[WHAT IS REQUIRED]
Without the pictures, set down every line of the data exactly.

(Records that describe figures)

---------------

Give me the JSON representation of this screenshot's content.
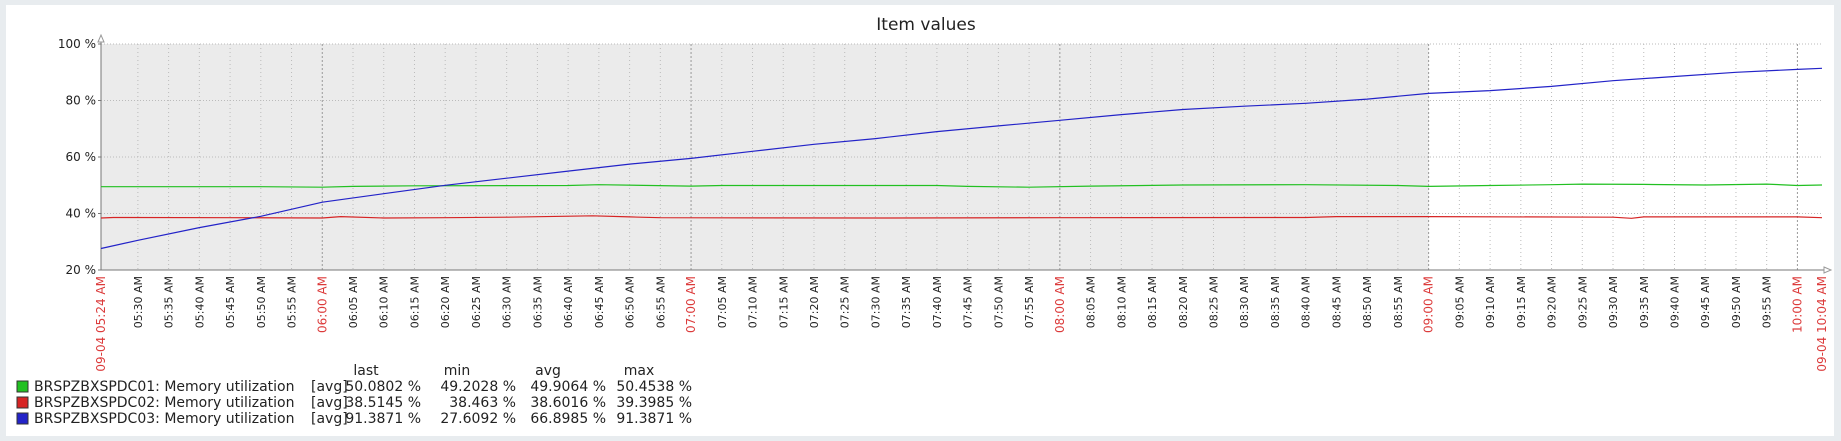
{
  "chart_data": {
    "type": "line",
    "title": "Item values",
    "ylim": [
      20,
      100
    ],
    "y_ticks": [
      "20 %",
      "40 %",
      "60 %",
      "80 %",
      "100 %"
    ],
    "y_tick_values": [
      20,
      40,
      60,
      80,
      100
    ],
    "x_start_label": "09-04 05:24 AM",
    "x_end_label": "09-04 10:04 AM",
    "x_ticks": [
      "05:30 AM",
      "05:35 AM",
      "05:40 AM",
      "05:45 AM",
      "05:50 AM",
      "05:55 AM",
      "06:00 AM",
      "06:05 AM",
      "06:10 AM",
      "06:15 AM",
      "06:20 AM",
      "06:25 AM",
      "06:30 AM",
      "06:35 AM",
      "06:40 AM",
      "06:45 AM",
      "06:50 AM",
      "06:55 AM",
      "07:00 AM",
      "07:05 AM",
      "07:10 AM",
      "07:15 AM",
      "07:20 AM",
      "07:25 AM",
      "07:30 AM",
      "07:35 AM",
      "07:40 AM",
      "07:45 AM",
      "07:50 AM",
      "07:55 AM",
      "08:00 AM",
      "08:05 AM",
      "08:10 AM",
      "08:15 AM",
      "08:20 AM",
      "08:25 AM",
      "08:30 AM",
      "08:35 AM",
      "08:40 AM",
      "08:45 AM",
      "08:50 AM",
      "08:55 AM",
      "09:00 AM",
      "09:05 AM",
      "09:10 AM",
      "09:15 AM",
      "09:20 AM",
      "09:25 AM",
      "09:30 AM",
      "09:35 AM",
      "09:40 AM",
      "09:45 AM",
      "09:50 AM",
      "09:55 AM",
      "10:00 AM"
    ],
    "major_ticks": [
      "06:00 AM",
      "07:00 AM",
      "08:00 AM",
      "09:00 AM",
      "10:00 AM"
    ],
    "shaded_until": "09:00 AM",
    "colors": {
      "grid": "#bbbbbb",
      "shade": "#ebebeb",
      "major_tick_text": "#dc3b3b"
    },
    "series": [
      {
        "name": "BRSPZBXSPDC01: Memory utilization",
        "color": "#22c022",
        "points": [
          [
            "05:24 AM",
            49.5
          ],
          [
            "05:50 AM",
            49.5
          ],
          [
            "06:00 AM",
            49.3
          ],
          [
            "06:05 AM",
            49.6
          ],
          [
            "06:15 AM",
            49.8
          ],
          [
            "06:40 AM",
            49.9
          ],
          [
            "06:45 AM",
            50.2
          ],
          [
            "07:00 AM",
            49.7
          ],
          [
            "07:05 AM",
            49.9
          ],
          [
            "07:40 AM",
            49.9
          ],
          [
            "07:45 AM",
            49.6
          ],
          [
            "07:55 AM",
            49.3
          ],
          [
            "08:05 AM",
            49.7
          ],
          [
            "08:20 AM",
            50.1
          ],
          [
            "08:40 AM",
            50.2
          ],
          [
            "08:55 AM",
            49.9
          ],
          [
            "09:00 AM",
            49.6
          ],
          [
            "09:10 AM",
            49.9
          ],
          [
            "09:20 AM",
            50.2
          ],
          [
            "09:25 AM",
            50.4
          ],
          [
            "09:35 AM",
            50.3
          ],
          [
            "09:45 AM",
            50.1
          ],
          [
            "09:55 AM",
            50.4
          ],
          [
            "10:00 AM",
            49.9
          ],
          [
            "10:04 AM",
            50.08
          ]
        ]
      },
      {
        "name": "BRSPZBXSPDC02: Memory utilization",
        "color": "#d62424",
        "points": [
          [
            "05:24 AM",
            38.4
          ],
          [
            "05:26 AM",
            38.6
          ],
          [
            "05:45 AM",
            38.5
          ],
          [
            "06:00 AM",
            38.4
          ],
          [
            "06:03 AM",
            38.9
          ],
          [
            "06:10 AM",
            38.4
          ],
          [
            "06:20 AM",
            38.5
          ],
          [
            "06:30 AM",
            38.7
          ],
          [
            "06:44 AM",
            39.2
          ],
          [
            "06:50 AM",
            38.8
          ],
          [
            "06:55 AM",
            38.5
          ],
          [
            "07:30 AM",
            38.4
          ],
          [
            "08:00 AM",
            38.5
          ],
          [
            "08:40 AM",
            38.6
          ],
          [
            "08:45 AM",
            38.9
          ],
          [
            "09:00 AM",
            38.9
          ],
          [
            "09:30 AM",
            38.7
          ],
          [
            "09:33 AM",
            38.3
          ],
          [
            "09:35 AM",
            38.8
          ],
          [
            "10:00 AM",
            38.8
          ],
          [
            "10:04 AM",
            38.51
          ]
        ]
      },
      {
        "name": "BRSPZBXSPDC03: Memory utilization",
        "color": "#2323c8",
        "points": [
          [
            "05:24 AM",
            27.6
          ],
          [
            "05:30 AM",
            30.5
          ],
          [
            "05:40 AM",
            35.0
          ],
          [
            "05:50 AM",
            39.0
          ],
          [
            "06:00 AM",
            44.0
          ],
          [
            "06:10 AM",
            47.0
          ],
          [
            "06:20 AM",
            50.0
          ],
          [
            "06:30 AM",
            52.5
          ],
          [
            "06:40 AM",
            55.0
          ],
          [
            "06:50 AM",
            57.5
          ],
          [
            "07:00 AM",
            59.5
          ],
          [
            "07:10 AM",
            62.0
          ],
          [
            "07:20 AM",
            64.5
          ],
          [
            "07:30 AM",
            66.5
          ],
          [
            "07:40 AM",
            69.0
          ],
          [
            "07:50 AM",
            71.0
          ],
          [
            "08:00 AM",
            73.0
          ],
          [
            "08:10 AM",
            75.0
          ],
          [
            "08:20 AM",
            76.8
          ],
          [
            "08:30 AM",
            78.0
          ],
          [
            "08:40 AM",
            79.0
          ],
          [
            "08:50 AM",
            80.5
          ],
          [
            "09:00 AM",
            82.5
          ],
          [
            "09:10 AM",
            83.5
          ],
          [
            "09:20 AM",
            85.0
          ],
          [
            "09:30 AM",
            87.0
          ],
          [
            "09:40 AM",
            88.5
          ],
          [
            "09:50 AM",
            90.0
          ],
          [
            "10:00 AM",
            91.0
          ],
          [
            "10:04 AM",
            91.39
          ]
        ]
      }
    ],
    "legend": {
      "headers": [
        "last",
        "min",
        "avg",
        "max"
      ],
      "rows": [
        {
          "name": "BRSPZBXSPDC01: Memory utilization",
          "func": "[avg]",
          "last": "50.0802 %",
          "min": "49.2028 %",
          "avg": "49.9064 %",
          "max": "50.4538 %"
        },
        {
          "name": "BRSPZBXSPDC02: Memory utilization",
          "func": "[avg]",
          "last": "38.5145 %",
          "min": "38.463 %",
          "avg": "38.6016 %",
          "max": "39.3985 %"
        },
        {
          "name": "BRSPZBXSPDC03: Memory utilization",
          "func": "[avg]",
          "last": "91.3871 %",
          "min": "27.6092 %",
          "avg": "66.8985 %",
          "max": "91.3871 %"
        }
      ]
    }
  }
}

---------------

[EXPECTED OUTPUT]
Give me the JSON representation of this screenshot's content.
{
  "chart_data": {
    "type": "line",
    "title": "Item values",
    "ylim": [
      20,
      100
    ],
    "y_ticks": [
      "20 %",
      "40 %",
      "60 %",
      "80 %",
      "100 %"
    ],
    "y_tick_values": [
      20,
      40,
      60,
      80,
      100
    ],
    "x_start_label": "09-04 05:24 AM",
    "x_end_label": "09-04 10:04 AM",
    "x_ticks": [
      "05:30 AM",
      "05:35 AM",
      "05:40 AM",
      "05:45 AM",
      "05:50 AM",
      "05:55 AM",
      "06:00 AM",
      "06:05 AM",
      "06:10 AM",
      "06:15 AM",
      "06:20 AM",
      "06:25 AM",
      "06:30 AM",
      "06:35 AM",
      "06:40 AM",
      "06:45 AM",
      "06:50 AM",
      "06:55 AM",
      "07:00 AM",
      "07:05 AM",
      "07:10 AM",
      "07:15 AM",
      "07:20 AM",
      "07:25 AM",
      "07:30 AM",
      "07:35 AM",
      "07:40 AM",
      "07:45 AM",
      "07:50 AM",
      "07:55 AM",
      "08:00 AM",
      "08:05 AM",
      "08:10 AM",
      "08:15 AM",
      "08:20 AM",
      "08:25 AM",
      "08:30 AM",
      "08:35 AM",
      "08:40 AM",
      "08:45 AM",
      "08:50 AM",
      "08:55 AM",
      "09:00 AM",
      "09:05 AM",
      "09:10 AM",
      "09:15 AM",
      "09:20 AM",
      "09:25 AM",
      "09:30 AM",
      "09:35 AM",
      "09:40 AM",
      "09:45 AM",
      "09:50 AM",
      "09:55 AM",
      "10:00 AM"
    ],
    "major_ticks": [
      "06:00 AM",
      "07:00 AM",
      "08:00 AM",
      "09:00 AM",
      "10:00 AM"
    ],
    "shaded_until": "09:00 AM",
    "colors": {
      "grid": "#bbbbbb",
      "shade": "#ebebeb",
      "major_tick_text": "#dc3b3b"
    },
    "series": [
      {
        "name": "BRSPZBXSPDC01: Memory utilization",
        "color": "#22c022",
        "points": [
          [
            "05:24 AM",
            49.5
          ],
          [
            "05:50 AM",
            49.5
          ],
          [
            "06:00 AM",
            49.3
          ],
          [
            "06:05 AM",
            49.6
          ],
          [
            "06:15 AM",
            49.8
          ],
          [
            "06:40 AM",
            49.9
          ],
          [
            "06:45 AM",
            50.2
          ],
          [
            "07:00 AM",
            49.7
          ],
          [
            "07:05 AM",
            49.9
          ],
          [
            "07:40 AM",
            49.9
          ],
          [
            "07:45 AM",
            49.6
          ],
          [
            "07:55 AM",
            49.3
          ],
          [
            "08:05 AM",
            49.7
          ],
          [
            "08:20 AM",
            50.1
          ],
          [
            "08:40 AM",
            50.2
          ],
          [
            "08:55 AM",
            49.9
          ],
          [
            "09:00 AM",
            49.6
          ],
          [
            "09:10 AM",
            49.9
          ],
          [
            "09:20 AM",
            50.2
          ],
          [
            "09:25 AM",
            50.4
          ],
          [
            "09:35 AM",
            50.3
          ],
          [
            "09:45 AM",
            50.1
          ],
          [
            "09:55 AM",
            50.4
          ],
          [
            "10:00 AM",
            49.9
          ],
          [
            "10:04 AM",
            50.08
          ]
        ]
      },
      {
        "name": "BRSPZBXSPDC02: Memory utilization",
        "color": "#d62424",
        "points": [
          [
            "05:24 AM",
            38.4
          ],
          [
            "05:26 AM",
            38.6
          ],
          [
            "05:45 AM",
            38.5
          ],
          [
            "06:00 AM",
            38.4
          ],
          [
            "06:03 AM",
            38.9
          ],
          [
            "06:10 AM",
            38.4
          ],
          [
            "06:20 AM",
            38.5
          ],
          [
            "06:30 AM",
            38.7
          ],
          [
            "06:44 AM",
            39.2
          ],
          [
            "06:50 AM",
            38.8
          ],
          [
            "06:55 AM",
            38.5
          ],
          [
            "07:30 AM",
            38.4
          ],
          [
            "08:00 AM",
            38.5
          ],
          [
            "08:40 AM",
            38.6
          ],
          [
            "08:45 AM",
            38.9
          ],
          [
            "09:00 AM",
            38.9
          ],
          [
            "09:30 AM",
            38.7
          ],
          [
            "09:33 AM",
            38.3
          ],
          [
            "09:35 AM",
            38.8
          ],
          [
            "10:00 AM",
            38.8
          ],
          [
            "10:04 AM",
            38.51
          ]
        ]
      },
      {
        "name": "BRSPZBXSPDC03: Memory utilization",
        "color": "#2323c8",
        "points": [
          [
            "05:24 AM",
            27.6
          ],
          [
            "05:30 AM",
            30.5
          ],
          [
            "05:40 AM",
            35.0
          ],
          [
            "05:50 AM",
            39.0
          ],
          [
            "06:00 AM",
            44.0
          ],
          [
            "06:10 AM",
            47.0
          ],
          [
            "06:20 AM",
            50.0
          ],
          [
            "06:30 AM",
            52.5
          ],
          [
            "06:40 AM",
            55.0
          ],
          [
            "06:50 AM",
            57.5
          ],
          [
            "07:00 AM",
            59.5
          ],
          [
            "07:10 AM",
            62.0
          ],
          [
            "07:20 AM",
            64.5
          ],
          [
            "07:30 AM",
            66.5
          ],
          [
            "07:40 AM",
            69.0
          ],
          [
            "07:50 AM",
            71.0
          ],
          [
            "08:00 AM",
            73.0
          ],
          [
            "08:10 AM",
            75.0
          ],
          [
            "08:20 AM",
            76.8
          ],
          [
            "08:30 AM",
            78.0
          ],
          [
            "08:40 AM",
            79.0
          ],
          [
            "08:50 AM",
            80.5
          ],
          [
            "09:00 AM",
            82.5
          ],
          [
            "09:10 AM",
            83.5
          ],
          [
            "09:20 AM",
            85.0
          ],
          [
            "09:30 AM",
            87.0
          ],
          [
            "09:40 AM",
            88.5
          ],
          [
            "09:50 AM",
            90.0
          ],
          [
            "10:00 AM",
            91.0
          ],
          [
            "10:04 AM",
            91.39
          ]
        ]
      }
    ],
    "legend": {
      "headers": [
        "last",
        "min",
        "avg",
        "max"
      ],
      "rows": [
        {
          "name": "BRSPZBXSPDC01: Memory utilization",
          "func": "[avg]",
          "last": "50.0802 %",
          "min": "49.2028 %",
          "avg": "49.9064 %",
          "max": "50.4538 %"
        },
        {
          "name": "BRSPZBXSPDC02: Memory utilization",
          "func": "[avg]",
          "last": "38.5145 %",
          "min": "38.463 %",
          "avg": "38.6016 %",
          "max": "39.3985 %"
        },
        {
          "name": "BRSPZBXSPDC03: Memory utilization",
          "func": "[avg]",
          "last": "91.3871 %",
          "min": "27.6092 %",
          "avg": "66.8985 %",
          "max": "91.3871 %"
        }
      ]
    }
  }
}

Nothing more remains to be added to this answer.